§ Document passage
Test generation is handled by the ctest crate, which creates unit tests that compare properties of Rust API to properties of the C interfaces it binds. Prior to the project, ctest used an obsolete Rust parser that had stopped receiving major updates about eight years ago, meaning libc could not easily use any syntax newer than that. Abdul completely rewrote ctest to use syn as its parser and make it much easier to add new tests, then went through and switched everything over to the more modern ctest. After this change, we were able to remove a number of hacks that had been needed to work with the old parser.
The other part of the project was to make progress toward the 1.0 release of libc. Abdul helped with this by going through and addressing a number of issues that need to be resolved before the release, many of which were made possible with all the ctest changes.
While there is still a lot of work left to do before libc can reach 1.0, Abdul's improvements will go a long way towards making that work easier, as they give us more confidence in the test suite, which is now much easier to modify and extend. Thank you very much for all your work!
Prepare stable_mir crate for publishing
- Contributor: Makai
- Mentor: Celina Val
- Final report
This project's goal was to prepare the Rust compiler's stable_mir crate (eventually renamed to rustc_public), which provides a way to interface with the Rust compiler for analyzing Rust code, for publication on crates.io. While the existing crate provided easier APIs for tool developers, it lacked proper versioning and was tightly coupled with compiler versions. The goal was to enable independent publication with semantic versioning.
The main technical work involved restructuring rustc_public and rustc_public_bridge (previously named rustc_smir) by inverting their dependency relationship. Makai resolved circular dependencies by temporarily merging the crates and gradually separating them with the new architecture. They also split the existing compiler interface to separate public APIs from internal compiler details.
Furthermore, Makai established infrastructure for dual maintenance: keeping an internal version in the Rust repository to track compiler changes while developing the publishable version in a dedicated repository. Makai automated a system to coordinate between versions, and developed custom tooling to validate compiler version compatibility and to run tests.
Makai successfully completed the core refactoring and infrastructure setup, making it possible to publish rustc_public independently with proper versioning support for the Rust tooling ecosystem! As a bonus, Makai contributed several bug fixes and implemented new APIs that had been requested by the community. Great job Makai!
Prototype an alternative architecture for cargo fix using cargo check
- Contributor: Glen Thalakottur
- Mentor: Ed Page
- Final report
The cargo fix command applies fixes suggested by lints, which makes it useful for cleaning up sloppy code, reducing the annoyance of toolchain upgrades when lints change and helping with edition migrations and new lint adoption. However, it has a number of issues. It can be slow, it only applies a subset of possible lints, and doesn't provide an easy way to select which lints to fix.

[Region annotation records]
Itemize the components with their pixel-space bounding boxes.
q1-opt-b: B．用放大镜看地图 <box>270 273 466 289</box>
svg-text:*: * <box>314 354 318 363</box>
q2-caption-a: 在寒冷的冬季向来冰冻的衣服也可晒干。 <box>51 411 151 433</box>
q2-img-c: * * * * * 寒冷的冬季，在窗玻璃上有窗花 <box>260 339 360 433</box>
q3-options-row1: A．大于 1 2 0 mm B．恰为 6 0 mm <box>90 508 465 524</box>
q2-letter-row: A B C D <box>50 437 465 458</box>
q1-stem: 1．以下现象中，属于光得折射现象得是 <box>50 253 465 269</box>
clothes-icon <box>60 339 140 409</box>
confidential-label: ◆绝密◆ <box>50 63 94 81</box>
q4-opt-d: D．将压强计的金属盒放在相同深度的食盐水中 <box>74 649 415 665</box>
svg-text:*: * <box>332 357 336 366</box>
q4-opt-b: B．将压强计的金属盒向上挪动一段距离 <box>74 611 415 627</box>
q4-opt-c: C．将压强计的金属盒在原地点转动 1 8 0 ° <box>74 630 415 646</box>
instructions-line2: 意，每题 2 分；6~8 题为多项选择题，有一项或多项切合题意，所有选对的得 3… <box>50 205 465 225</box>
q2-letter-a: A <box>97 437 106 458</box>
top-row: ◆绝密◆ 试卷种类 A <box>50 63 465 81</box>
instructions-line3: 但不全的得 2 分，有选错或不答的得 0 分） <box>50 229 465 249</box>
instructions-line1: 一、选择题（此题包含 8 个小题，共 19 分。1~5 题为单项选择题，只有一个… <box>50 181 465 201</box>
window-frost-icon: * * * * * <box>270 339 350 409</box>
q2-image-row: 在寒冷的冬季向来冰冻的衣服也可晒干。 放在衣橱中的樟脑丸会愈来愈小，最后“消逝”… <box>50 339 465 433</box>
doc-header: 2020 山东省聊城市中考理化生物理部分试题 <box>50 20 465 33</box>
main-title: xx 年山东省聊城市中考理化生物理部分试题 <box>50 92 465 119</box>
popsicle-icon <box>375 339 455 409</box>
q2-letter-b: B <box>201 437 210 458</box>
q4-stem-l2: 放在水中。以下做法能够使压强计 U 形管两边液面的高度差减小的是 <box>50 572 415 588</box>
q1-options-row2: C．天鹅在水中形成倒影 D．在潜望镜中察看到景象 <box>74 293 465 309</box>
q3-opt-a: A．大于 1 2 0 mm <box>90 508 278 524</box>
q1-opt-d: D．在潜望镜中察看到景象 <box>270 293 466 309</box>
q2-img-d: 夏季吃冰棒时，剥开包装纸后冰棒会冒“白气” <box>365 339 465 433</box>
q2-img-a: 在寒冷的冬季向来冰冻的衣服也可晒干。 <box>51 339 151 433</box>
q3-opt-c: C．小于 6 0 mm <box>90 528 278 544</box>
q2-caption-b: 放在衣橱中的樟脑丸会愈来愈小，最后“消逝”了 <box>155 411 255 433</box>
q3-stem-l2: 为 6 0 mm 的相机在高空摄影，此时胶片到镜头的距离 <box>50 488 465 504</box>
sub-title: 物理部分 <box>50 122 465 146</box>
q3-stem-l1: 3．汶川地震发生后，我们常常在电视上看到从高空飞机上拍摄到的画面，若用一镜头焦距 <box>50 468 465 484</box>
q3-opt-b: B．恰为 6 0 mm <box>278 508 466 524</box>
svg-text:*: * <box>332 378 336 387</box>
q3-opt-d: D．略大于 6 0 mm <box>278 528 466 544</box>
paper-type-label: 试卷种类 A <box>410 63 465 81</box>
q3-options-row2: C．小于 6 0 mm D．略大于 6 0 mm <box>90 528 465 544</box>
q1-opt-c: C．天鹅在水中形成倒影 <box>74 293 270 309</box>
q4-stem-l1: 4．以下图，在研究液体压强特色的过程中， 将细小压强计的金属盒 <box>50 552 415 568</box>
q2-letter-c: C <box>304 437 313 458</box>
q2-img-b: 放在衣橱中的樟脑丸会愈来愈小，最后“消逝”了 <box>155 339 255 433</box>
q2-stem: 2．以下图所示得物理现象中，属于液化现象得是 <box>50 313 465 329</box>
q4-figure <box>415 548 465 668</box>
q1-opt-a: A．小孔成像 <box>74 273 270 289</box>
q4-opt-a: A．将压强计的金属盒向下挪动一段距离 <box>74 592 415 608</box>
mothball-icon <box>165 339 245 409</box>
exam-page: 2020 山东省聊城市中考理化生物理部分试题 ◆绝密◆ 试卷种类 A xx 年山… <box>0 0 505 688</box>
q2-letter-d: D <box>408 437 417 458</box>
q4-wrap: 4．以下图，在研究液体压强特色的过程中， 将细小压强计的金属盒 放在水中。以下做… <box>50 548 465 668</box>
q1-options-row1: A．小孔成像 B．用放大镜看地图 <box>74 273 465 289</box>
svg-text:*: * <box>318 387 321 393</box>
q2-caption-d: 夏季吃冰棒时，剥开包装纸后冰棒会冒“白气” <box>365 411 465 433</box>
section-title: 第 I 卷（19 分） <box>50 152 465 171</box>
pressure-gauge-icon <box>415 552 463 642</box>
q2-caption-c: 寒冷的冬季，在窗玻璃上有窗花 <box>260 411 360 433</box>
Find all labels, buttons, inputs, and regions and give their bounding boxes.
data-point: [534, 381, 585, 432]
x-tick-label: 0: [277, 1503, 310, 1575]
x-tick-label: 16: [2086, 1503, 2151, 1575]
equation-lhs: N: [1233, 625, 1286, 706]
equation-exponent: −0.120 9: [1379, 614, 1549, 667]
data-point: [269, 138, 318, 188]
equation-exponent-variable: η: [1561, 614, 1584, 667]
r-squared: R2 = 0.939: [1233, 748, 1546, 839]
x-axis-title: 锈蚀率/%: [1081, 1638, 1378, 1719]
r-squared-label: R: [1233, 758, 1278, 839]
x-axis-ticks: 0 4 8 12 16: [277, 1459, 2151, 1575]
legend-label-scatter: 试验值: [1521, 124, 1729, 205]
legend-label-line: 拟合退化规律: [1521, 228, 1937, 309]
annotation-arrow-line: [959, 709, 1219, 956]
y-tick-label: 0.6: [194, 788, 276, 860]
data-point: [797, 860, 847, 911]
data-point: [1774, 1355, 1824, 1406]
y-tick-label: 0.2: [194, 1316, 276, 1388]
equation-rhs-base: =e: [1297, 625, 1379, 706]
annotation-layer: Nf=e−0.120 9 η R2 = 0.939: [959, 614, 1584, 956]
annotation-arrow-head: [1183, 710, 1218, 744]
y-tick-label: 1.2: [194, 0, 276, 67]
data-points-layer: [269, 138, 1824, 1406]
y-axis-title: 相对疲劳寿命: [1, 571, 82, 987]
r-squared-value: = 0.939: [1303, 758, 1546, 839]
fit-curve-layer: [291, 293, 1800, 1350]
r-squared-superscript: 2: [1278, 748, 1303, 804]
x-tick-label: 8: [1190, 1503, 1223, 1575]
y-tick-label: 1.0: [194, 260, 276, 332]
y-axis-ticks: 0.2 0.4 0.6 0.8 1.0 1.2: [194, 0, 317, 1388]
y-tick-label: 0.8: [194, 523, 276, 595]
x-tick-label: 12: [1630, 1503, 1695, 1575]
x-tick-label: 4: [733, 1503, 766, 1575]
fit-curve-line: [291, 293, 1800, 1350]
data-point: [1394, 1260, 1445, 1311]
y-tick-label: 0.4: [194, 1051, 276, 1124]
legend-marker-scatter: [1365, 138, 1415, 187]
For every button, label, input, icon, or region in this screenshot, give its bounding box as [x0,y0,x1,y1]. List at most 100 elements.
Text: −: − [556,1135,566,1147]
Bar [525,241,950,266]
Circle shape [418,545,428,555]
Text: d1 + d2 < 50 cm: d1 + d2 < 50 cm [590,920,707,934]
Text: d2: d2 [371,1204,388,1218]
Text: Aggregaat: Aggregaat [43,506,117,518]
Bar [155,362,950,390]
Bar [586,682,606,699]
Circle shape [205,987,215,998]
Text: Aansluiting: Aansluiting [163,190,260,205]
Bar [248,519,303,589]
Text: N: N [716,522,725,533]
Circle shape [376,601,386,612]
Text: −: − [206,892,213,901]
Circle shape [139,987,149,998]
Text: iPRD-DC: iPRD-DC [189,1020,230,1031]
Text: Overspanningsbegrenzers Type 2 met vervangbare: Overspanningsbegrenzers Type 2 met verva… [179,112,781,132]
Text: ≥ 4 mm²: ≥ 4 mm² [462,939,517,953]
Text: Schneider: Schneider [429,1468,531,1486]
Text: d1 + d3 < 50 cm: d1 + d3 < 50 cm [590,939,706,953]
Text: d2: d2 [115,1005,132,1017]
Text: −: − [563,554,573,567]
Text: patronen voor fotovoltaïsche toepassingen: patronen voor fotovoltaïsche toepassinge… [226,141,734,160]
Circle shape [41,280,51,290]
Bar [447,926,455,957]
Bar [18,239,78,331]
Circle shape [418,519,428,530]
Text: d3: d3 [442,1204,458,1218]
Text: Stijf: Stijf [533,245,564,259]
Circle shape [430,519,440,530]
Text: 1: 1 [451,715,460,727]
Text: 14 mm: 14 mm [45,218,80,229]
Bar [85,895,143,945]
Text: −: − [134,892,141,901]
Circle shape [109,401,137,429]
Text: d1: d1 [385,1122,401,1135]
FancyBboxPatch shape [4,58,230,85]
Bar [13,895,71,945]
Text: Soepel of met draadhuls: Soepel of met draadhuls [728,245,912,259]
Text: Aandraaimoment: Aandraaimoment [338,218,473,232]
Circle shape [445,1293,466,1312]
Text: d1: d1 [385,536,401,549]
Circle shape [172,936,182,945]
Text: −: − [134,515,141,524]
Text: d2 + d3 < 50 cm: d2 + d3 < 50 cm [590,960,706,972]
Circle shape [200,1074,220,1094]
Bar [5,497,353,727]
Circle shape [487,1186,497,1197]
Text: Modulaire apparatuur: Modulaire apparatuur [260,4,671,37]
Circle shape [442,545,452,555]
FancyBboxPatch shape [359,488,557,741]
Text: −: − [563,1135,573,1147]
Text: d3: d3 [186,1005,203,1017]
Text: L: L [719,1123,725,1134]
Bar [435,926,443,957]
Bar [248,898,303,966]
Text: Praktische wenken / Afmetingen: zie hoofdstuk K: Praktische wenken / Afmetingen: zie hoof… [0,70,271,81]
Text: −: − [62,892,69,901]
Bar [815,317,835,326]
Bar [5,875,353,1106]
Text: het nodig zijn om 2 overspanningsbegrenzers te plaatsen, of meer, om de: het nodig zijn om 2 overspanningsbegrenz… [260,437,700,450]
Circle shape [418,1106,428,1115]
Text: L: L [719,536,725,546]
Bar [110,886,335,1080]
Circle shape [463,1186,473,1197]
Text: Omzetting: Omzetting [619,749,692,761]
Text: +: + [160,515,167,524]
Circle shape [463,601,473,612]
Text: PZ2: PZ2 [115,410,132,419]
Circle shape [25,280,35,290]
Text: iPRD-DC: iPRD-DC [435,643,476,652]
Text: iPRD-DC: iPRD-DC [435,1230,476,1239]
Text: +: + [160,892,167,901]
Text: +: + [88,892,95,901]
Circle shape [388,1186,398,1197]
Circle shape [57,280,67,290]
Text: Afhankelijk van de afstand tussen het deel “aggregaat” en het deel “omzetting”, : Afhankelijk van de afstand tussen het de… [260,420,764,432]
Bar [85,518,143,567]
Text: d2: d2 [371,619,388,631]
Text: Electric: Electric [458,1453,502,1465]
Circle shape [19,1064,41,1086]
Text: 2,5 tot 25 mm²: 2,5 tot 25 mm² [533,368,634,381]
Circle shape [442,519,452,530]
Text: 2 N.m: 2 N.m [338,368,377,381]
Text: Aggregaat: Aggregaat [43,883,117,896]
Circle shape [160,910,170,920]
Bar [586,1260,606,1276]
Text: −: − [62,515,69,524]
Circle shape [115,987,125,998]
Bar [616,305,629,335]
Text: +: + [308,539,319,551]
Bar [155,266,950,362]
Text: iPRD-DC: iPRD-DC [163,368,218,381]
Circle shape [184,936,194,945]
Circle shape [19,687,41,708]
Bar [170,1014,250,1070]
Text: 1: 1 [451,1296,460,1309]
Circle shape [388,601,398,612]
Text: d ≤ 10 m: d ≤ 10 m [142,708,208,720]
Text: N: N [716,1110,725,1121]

§ Set task 1
Using the project summaries above the records, decide whether each statement agrees with them: (a) before the rewrite, ctest relied on a parser that had stopped receiving major updates about eight years ago; (b) the stable_mir crate was eventually renamed to rustc_smir; (c) cargo fix offers an easy way to select which lints to fix. Answer yes or no for each, quoting the deciding words.
§ Set task 2
Reproduce the part of the project summaries between "Prepare stable_mir crate" and "with semantic versioning.", inclusive, word for word.

§ Complete output 1
(a) Yes: "ctest used an obsolete Rust parser that had stopped receiving major updates about eight years ago"
(b) No: "stable_mir crate (eventually renamed to rustc_public)"
(c) No: "doesn't provide an easy way to select which lints to fix"

§ Complete output 2
Prepare stable_mir crate for publishing
- Contributor: Makai
- Mentor: Celina Val
- Final report
This project's goal was to prepare the Rust compiler's stable_mir crate (eventually renamed to rustc_public), which provides a way to interface with the Rust compiler for analyzing Rust code, for publication on crates.io. While the existing crate provided easier APIs for tool developers, it lacked proper versioning and was tightly coupled with compiler versions. The goal was to enable independent publication with semantic versioning.